— start of MATERIAL FOR THE TASK —
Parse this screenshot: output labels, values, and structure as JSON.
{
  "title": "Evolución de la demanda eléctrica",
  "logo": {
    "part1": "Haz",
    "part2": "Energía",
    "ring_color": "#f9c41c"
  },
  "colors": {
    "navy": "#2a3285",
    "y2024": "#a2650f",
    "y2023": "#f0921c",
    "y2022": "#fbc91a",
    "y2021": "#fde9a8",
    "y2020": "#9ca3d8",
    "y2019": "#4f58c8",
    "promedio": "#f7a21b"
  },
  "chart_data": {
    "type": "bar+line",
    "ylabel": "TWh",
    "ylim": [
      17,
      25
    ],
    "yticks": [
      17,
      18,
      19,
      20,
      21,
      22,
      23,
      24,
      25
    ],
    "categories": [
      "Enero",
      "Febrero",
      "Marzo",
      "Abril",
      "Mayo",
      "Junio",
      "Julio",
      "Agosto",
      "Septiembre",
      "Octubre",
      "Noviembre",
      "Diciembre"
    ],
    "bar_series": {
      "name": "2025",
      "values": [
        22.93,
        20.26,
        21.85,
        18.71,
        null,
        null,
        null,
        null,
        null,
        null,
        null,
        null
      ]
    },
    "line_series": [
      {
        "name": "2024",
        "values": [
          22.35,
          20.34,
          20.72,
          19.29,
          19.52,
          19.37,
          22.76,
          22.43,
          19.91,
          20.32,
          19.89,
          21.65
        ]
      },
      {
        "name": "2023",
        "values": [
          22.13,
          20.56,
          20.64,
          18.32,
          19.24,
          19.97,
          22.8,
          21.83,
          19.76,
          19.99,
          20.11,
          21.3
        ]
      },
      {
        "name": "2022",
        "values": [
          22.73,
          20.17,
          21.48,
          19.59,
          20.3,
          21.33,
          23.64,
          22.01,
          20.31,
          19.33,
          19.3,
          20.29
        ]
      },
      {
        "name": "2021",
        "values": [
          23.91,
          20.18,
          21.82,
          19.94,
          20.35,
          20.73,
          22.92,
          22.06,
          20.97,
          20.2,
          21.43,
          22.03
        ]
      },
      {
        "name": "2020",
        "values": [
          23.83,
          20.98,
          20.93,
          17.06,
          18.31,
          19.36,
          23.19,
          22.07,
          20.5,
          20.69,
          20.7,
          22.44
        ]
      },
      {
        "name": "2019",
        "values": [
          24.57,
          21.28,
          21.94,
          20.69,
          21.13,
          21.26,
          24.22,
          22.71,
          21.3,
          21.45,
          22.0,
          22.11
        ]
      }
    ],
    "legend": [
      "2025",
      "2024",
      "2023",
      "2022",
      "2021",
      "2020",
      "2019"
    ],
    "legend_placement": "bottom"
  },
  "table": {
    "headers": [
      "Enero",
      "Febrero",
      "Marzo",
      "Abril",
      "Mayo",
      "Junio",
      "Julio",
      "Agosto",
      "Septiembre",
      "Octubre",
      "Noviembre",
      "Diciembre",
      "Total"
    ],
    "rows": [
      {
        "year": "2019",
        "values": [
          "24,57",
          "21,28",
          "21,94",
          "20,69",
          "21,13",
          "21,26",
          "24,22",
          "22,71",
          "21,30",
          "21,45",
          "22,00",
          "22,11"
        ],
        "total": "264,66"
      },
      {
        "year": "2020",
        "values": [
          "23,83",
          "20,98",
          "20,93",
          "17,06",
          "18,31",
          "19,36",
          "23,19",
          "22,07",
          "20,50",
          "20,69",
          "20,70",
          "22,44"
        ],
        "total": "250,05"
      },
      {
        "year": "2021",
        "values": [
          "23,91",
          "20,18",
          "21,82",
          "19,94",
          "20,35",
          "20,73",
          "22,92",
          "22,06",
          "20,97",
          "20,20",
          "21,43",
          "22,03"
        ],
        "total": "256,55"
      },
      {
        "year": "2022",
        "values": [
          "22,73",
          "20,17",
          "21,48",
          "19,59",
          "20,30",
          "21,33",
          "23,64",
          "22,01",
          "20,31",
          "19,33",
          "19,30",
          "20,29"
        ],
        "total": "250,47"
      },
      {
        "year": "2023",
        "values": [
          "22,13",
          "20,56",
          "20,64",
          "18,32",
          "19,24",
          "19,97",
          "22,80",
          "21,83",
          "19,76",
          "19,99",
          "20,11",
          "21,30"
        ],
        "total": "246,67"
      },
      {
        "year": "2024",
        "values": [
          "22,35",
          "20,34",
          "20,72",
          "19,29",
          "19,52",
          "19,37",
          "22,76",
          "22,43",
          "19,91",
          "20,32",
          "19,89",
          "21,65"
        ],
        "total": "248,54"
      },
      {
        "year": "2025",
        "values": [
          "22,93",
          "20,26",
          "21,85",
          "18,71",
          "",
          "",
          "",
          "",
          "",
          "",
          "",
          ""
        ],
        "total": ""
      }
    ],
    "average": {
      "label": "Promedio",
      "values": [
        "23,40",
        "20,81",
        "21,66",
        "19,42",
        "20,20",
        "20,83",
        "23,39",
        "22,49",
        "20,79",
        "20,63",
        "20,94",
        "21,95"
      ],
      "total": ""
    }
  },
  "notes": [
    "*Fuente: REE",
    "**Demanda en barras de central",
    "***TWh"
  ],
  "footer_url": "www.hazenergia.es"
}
— end of MATERIAL FOR THE TASK —
*EXERCISE GOAL*
Transcribe all of the lines in the records precisely.

*SOLUTION*
Parse this screenshot: output labels, values, and structure as JSON.
{
  "title": "Evolución de la demanda eléctrica",
  "logo": {
    "part1": "Haz",
    "part2": "Energía",
    "ring_color": "#f9c41c"
  },
  "colors": {
    "navy": "#2a3285",
    "y2024": "#a2650f",
    "y2023": "#f0921c",
    "y2022": "#fbc91a",
    "y2021": "#fde9a8",
    "y2020": "#9ca3d8",
    "y2019": "#4f58c8",
    "promedio": "#f7a21b"
  },
  "chart_data": {
    "type": "bar+line",
    "ylabel": "TWh",
    "ylim": [
      17,
      25
    ],
    "yticks": [
      17,
      18,
      19,
      20,
      21,
      22,
      23,
      24,
      25
    ],
    "categories": [
      "Enero",
      "Febrero",
      "Marzo",
      "Abril",
      "Mayo",
      "Junio",
      "Julio",
      "Agosto",
      "Septiembre",
      "Octubre",
      "Noviembre",
      "Diciembre"
    ],
    "bar_series": {
      "name": "2025",
      "values": [
        22.93,
        20.26,
        21.85,
        18.71,
        null,
        null,
        null,
        null,
        null,
        null,
        null,
        null
      ]
    },
    "line_series": [
      {
        "name": "2024",
        "values": [
          22.35,
          20.34,
          20.72,
          19.29,
          19.52,
          19.37,
          22.76,
          22.43,
          19.91,
          20.32,
          19.89,
          21.65
        ]
      },
      {
        "name": "2023",
        "values": [
          22.13,
          20.56,
          20.64,
          18.32,
          19.24,
          19.97,
          22.8,
          21.83,
          19.76,
          19.99,
          20.11,
          21.3
        ]
      },
      {
        "name": "2022",
        "values": [
          22.73,
          20.17,
          21.48,
          19.59,
          20.3,
          21.33,
          23.64,
          22.01,
          20.31,
          19.33,
          19.3,
          20.29
        ]
      },
      {
        "name": "2021",
        "values": [
          23.91,
          20.18,
          21.82,
          19.94,
          20.35,
          20.73,
          22.92,
          22.06,
          20.97,
          20.2,
          21.43,
          22.03
        ]
      },
      {
        "name": "2020",
        "values": [
          23.83,
          20.98,
          20.93,
          17.06,
          18.31,
          19.36,
          23.19,
          22.07,
          20.5,
          20.69,
          20.7,
          22.44
        ]
      },
      {
        "name": "2019",
        "values": [
          24.57,
          21.28,
          21.94,
          20.69,
          21.13,
          21.26,
          24.22,
          22.71,
          21.3,
          21.45,
          22.0,
          22.11
        ]
      }
    ],
    "legend": [
      "2025",
      "2024",
      "2023",
      "2022",
      "2021",
      "2020",
      "2019"
    ],
    "legend_placement": "bottom"
  },
  "table": {
    "headers": [
      "Enero",
      "Febrero",
      "Marzo",
      "Abril",
      "Mayo",
      "Junio",
      "Julio",
      "Agosto",
      "Septiembre",
      "Octubre",
      "Noviembre",
      "Diciembre",
      "Total"
    ],
    "rows": [
      {
        "year": "2019",
        "values": [
          "24,57",
          "21,28",
          "21,94",
          "20,69",
          "21,13",
          "21,26",
          "24,22",
          "22,71",
          "21,30",
          "21,45",
          "22,00",
          "22,11"
        ],
        "total": "264,66"
      },
      {
        "year": "2020",
        "values": [
          "23,83",
          "20,98",
          "20,93",
          "17,06",
          "18,31",
          "19,36",
          "23,19",
          "22,07",
          "20,50",
          "20,69",
          "20,70",
          "22,44"
        ],
        "total": "250,05"
      },
      {
        "year": "2021",
        "values": [
          "23,91",
          "20,18",
          "21,82",
          "19,94",
          "20,35",
          "20,73",
          "22,92",
          "22,06",
          "20,97",
          "20,20",
          "21,43",
          "22,03"
        ],
        "total": "256,55"
      },
      {
        "year": "2022",
        "values": [
          "22,73",
          "20,17",
          "21,48",
          "19,59",
          "20,30",
          "21,33",
          "23,64",
          "22,01",
          "20,31",
          "19,33",
          "19,30",
          "20,29"
        ],
        "total": "250,47"
      },
      {
        "year": "2023",
        "values": [
          "22,13",
          "20,56",
          "20,64",
          "18,32",
          "19,24",
          "19,97",
          "22,80",
          "21,83",
          "19,76",
          "19,99",
          "20,11",
          "21,30"
        ],
        "total": "246,67"
      },
      {
        "year": "2024",
        "values": [
          "22,35",
          "20,34",
          "20,72",
          "19,29",
          "19,52",
          "19,37",
          "22,76",
          "22,43",
          "19,91",
          "20,32",
          "19,89",
          "21,65"
        ],
        "total": "248,54"
      },
      {
        "year": "2025",
        "values": [
          "22,93",
          "20,26",
          "21,85",
          "18,71",
          "",
          "",
          "",
          "",
          "",
          "",
          "",
          ""
        ],
        "total": ""
      }
    ],
    "average": {
      "label": "Promedio",
      "values": [
        "23,40",
        "20,81",
        "21,66",
        "19,42",
        "20,20",
        "20,83",
        "23,39",
        "22,49",
        "20,79",
        "20,63",
        "20,94",
        "21,95"
      ],
      "total": ""
    }
  },
  "notes": [
    "*Fuente: REE",
    "**Demanda en barras de central",
    "***TWh"
  ],
  "footer_url": "www.hazenergia.es"
}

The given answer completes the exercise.